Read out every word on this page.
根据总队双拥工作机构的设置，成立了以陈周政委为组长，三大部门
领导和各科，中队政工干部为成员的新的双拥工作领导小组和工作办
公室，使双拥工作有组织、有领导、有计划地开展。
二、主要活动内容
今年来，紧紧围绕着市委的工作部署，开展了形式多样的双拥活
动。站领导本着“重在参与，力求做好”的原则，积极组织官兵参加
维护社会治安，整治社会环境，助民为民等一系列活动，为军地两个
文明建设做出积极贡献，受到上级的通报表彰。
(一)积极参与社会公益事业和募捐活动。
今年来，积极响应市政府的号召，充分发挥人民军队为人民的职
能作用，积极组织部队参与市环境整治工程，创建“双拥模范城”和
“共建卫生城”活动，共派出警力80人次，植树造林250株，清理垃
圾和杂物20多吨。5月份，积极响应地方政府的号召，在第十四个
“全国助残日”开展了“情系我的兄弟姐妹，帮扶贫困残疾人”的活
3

_ _ _ _ _ _ _

Quote the data in full, keeping each word unchanged.

Read out every word on this page.
根据总队双拥工作机构的设置，成立了以陈周政委为组长，三大部门
领导和各科，中队政工干部为成员的新的双拥工作领导小组和工作办
公室，使双拥工作有组织、有领导、有计划地开展。
二、主要活动内容
今年来，紧紧围绕着市委的工作部署，开展了形式多样的双拥活
动。站领导本着“重在参与，力求做好”的原则，积极组织官兵参加
维护社会治安，整治社会环境，助民为民等一系列活动，为军地两个
文明建设做出积极贡献，受到上级的通报表彰。
(一)积极参与社会公益事业和募捐活动。
今年来，积极响应市政府的号召，充分发挥人民军队为人民的职
能作用，积极组织部队参与市环境整治工程，创建“双拥模范城”和
“共建卫生城”活动，共派出警力80人次，植树造林250株，清理垃
圾和杂物20多吨。5月份，积极响应地方政府的号召，在第十四个
“全国助残日”开展了“情系我的兄弟姐妹，帮扶贫困残疾人”的活
3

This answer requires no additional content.